Task: Please copy the rows below with each "divider" switched to "separator" and nothing else changed. Leave the pictures out.

Source material:

+-------+

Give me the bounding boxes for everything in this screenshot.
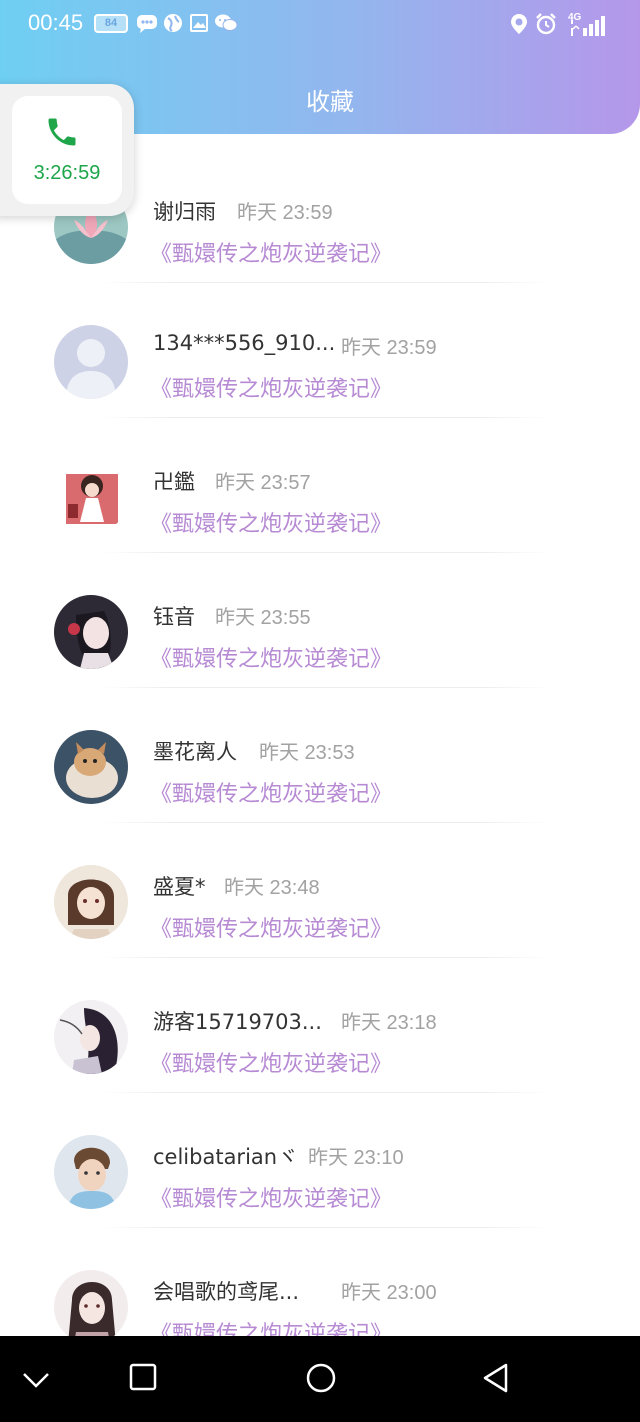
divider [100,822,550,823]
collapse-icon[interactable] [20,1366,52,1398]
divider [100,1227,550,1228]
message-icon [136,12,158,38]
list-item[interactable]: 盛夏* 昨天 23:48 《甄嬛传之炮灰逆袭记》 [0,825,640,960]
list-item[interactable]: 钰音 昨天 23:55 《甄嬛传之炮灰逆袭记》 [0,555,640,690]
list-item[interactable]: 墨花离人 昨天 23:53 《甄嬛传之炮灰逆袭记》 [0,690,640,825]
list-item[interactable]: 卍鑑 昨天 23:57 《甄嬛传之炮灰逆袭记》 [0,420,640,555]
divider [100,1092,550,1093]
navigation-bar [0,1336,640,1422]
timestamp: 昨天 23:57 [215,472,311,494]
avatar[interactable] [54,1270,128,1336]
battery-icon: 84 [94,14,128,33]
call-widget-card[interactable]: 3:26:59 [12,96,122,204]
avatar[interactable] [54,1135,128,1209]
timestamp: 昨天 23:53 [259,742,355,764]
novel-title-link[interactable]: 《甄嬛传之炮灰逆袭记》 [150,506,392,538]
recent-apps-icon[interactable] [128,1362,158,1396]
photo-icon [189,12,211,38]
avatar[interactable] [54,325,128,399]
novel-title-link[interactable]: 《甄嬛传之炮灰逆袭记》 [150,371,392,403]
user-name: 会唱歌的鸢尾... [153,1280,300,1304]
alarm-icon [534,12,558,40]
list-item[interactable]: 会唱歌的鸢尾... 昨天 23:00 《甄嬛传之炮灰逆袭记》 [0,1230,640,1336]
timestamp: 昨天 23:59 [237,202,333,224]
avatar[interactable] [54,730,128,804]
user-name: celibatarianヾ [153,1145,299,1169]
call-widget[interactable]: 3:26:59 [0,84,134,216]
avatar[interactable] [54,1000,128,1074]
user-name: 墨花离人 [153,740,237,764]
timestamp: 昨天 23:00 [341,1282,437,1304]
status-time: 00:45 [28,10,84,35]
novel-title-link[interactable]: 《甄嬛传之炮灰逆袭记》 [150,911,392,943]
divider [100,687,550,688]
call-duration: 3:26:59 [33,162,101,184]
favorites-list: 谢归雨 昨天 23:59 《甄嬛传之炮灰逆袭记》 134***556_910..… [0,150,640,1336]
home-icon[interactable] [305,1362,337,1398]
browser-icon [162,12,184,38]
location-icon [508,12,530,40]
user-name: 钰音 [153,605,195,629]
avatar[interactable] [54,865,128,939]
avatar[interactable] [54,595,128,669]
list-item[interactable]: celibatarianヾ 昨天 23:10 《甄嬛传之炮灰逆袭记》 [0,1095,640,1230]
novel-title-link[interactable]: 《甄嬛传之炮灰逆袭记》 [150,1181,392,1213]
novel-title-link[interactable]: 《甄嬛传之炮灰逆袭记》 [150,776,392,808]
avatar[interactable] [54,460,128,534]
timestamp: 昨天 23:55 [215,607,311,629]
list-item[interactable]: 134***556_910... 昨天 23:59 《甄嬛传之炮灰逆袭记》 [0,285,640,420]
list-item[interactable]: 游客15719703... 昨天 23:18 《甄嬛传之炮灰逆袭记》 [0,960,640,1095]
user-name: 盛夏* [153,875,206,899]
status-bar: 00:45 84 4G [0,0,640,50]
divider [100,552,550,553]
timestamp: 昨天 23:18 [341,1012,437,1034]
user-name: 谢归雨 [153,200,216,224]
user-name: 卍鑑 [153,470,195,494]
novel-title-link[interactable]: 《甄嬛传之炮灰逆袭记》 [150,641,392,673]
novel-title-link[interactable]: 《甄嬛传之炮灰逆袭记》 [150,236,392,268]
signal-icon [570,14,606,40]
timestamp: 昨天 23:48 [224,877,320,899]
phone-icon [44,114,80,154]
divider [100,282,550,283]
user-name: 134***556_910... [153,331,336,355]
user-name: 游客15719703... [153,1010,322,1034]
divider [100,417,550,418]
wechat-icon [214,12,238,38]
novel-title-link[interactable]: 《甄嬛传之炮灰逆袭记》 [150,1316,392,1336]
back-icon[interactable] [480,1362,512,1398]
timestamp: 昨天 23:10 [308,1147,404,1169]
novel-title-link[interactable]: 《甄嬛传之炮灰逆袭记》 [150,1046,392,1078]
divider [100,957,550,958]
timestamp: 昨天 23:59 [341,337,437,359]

+-------+

Complete answer:
Give me the bounding boxes for everything in this screenshot.
separator [100,822,550,823]
collapse-icon[interactable] [20,1366,52,1398]
separator [100,1227,550,1228]
message-icon [136,12,158,38]
list-item[interactable]: 盛夏* 昨天 23:48 《甄嬛传之炮灰逆袭记》 [0,825,640,960]
list-item[interactable]: 钰音 昨天 23:55 《甄嬛传之炮灰逆袭记》 [0,555,640,690]
list-item[interactable]: 墨花离人 昨天 23:53 《甄嬛传之炮灰逆袭记》 [0,690,640,825]
list-item[interactable]: 卍鑑 昨天 23:57 《甄嬛传之炮灰逆袭记》 [0,420,640,555]
separator [100,1092,550,1093]
navigation-bar [0,1336,640,1422]
timestamp: 昨天 23:57 [215,472,311,494]
avatar[interactable] [54,1270,128,1336]
battery-icon: 84 [94,14,128,33]
call-widget-card[interactable]: 3:26:59 [12,96,122,204]
avatar[interactable] [54,1135,128,1209]
timestamp: 昨天 23:53 [259,742,355,764]
novel-title-link[interactable]: 《甄嬛传之炮灰逆袭记》 [150,506,392,538]
recent-apps-icon[interactable] [128,1362,158,1396]
photo-icon [189,12,211,38]
avatar[interactable] [54,325,128,399]
novel-title-link[interactable]: 《甄嬛传之炮灰逆袭记》 [150,371,392,403]
user-name: 会唱歌的鸢尾... [153,1280,300,1304]
alarm-icon [534,12,558,40]
list-item[interactable]: 会唱歌的鸢尾... 昨天 23:00 《甄嬛传之炮灰逆袭记》 [0,1230,640,1336]
timestamp: 昨天 23:59 [237,202,333,224]
avatar[interactable] [54,730,128,804]
user-name: celibatarianヾ [153,1145,299,1169]
call-widget[interactable]: 3:26:59 [0,84,134,216]
avatar[interactable] [54,1000,128,1074]
user-name: 墨花离人 [153,740,237,764]
timestamp: 昨天 23:00 [341,1282,437,1304]
status-time: 00:45 [28,10,84,35]
novel-title-link[interactable]: 《甄嬛传之炮灰逆袭记》 [150,911,392,943]
separator [100,687,550,688]
call-duration: 3:26:59 [33,162,101,184]
favorites-list: 谢归雨 昨天 23:59 《甄嬛传之炮灰逆袭记》 134***556_910..… [0,150,640,1336]
home-icon[interactable] [305,1362,337,1398]
browser-icon [162,12,184,38]
location-icon [508,12,530,40]
user-name: 钰音 [153,605,195,629]
avatar[interactable] [54,865,128,939]
avatar[interactable] [54,595,128,669]
list-item[interactable]: celibatarianヾ 昨天 23:10 《甄嬛传之炮灰逆袭记》 [0,1095,640,1230]
novel-title-link[interactable]: 《甄嬛传之炮灰逆袭记》 [150,1181,392,1213]
novel-title-link[interactable]: 《甄嬛传之炮灰逆袭记》 [150,776,392,808]
avatar[interactable] [54,460,128,534]
timestamp: 昨天 23:55 [215,607,311,629]
list-item[interactable]: 134***556_910... 昨天 23:59 《甄嬛传之炮灰逆袭记》 [0,285,640,420]
list-item[interactable]: 游客15719703... 昨天 23:18 《甄嬛传之炮灰逆袭记》 [0,960,640,1095]
user-name: 盛夏* [153,875,206,899]
status-bar: 00:45 84 4G [0,0,640,50]
separator [100,552,550,553]
timestamp: 昨天 23:18 [341,1012,437,1034]
user-name: 谢归雨 [153,200,216,224]
user-name: 卍鑑 [153,470,195,494]
novel-title-link[interactable]: 《甄嬛传之炮灰逆袭记》 [150,641,392,673]
novel-title-link[interactable]: 《甄嬛传之炮灰逆袭记》 [150,236,392,268]
signal-icon [570,14,606,40]
timestamp: 昨天 23:48 [224,877,320,899]
phone-icon [44,114,80,154]
separator [100,282,550,283]
user-name: 134***556_910... [153,331,336,355]
user-name: 游客15719703... [153,1010,322,1034]
separator [100,417,550,418]
wechat-icon [214,12,238,38]
novel-title-link[interactable]: 《甄嬛传之炮灰逆袭记》 [150,1316,392,1336]
back-icon[interactable] [480,1362,512,1398]
timestamp: 昨天 23:10 [308,1147,404,1169]
novel-title-link[interactable]: 《甄嬛传之炮灰逆袭记》 [150,1046,392,1078]
separator [100,957,550,958]
timestamp: 昨天 23:59 [341,337,437,359]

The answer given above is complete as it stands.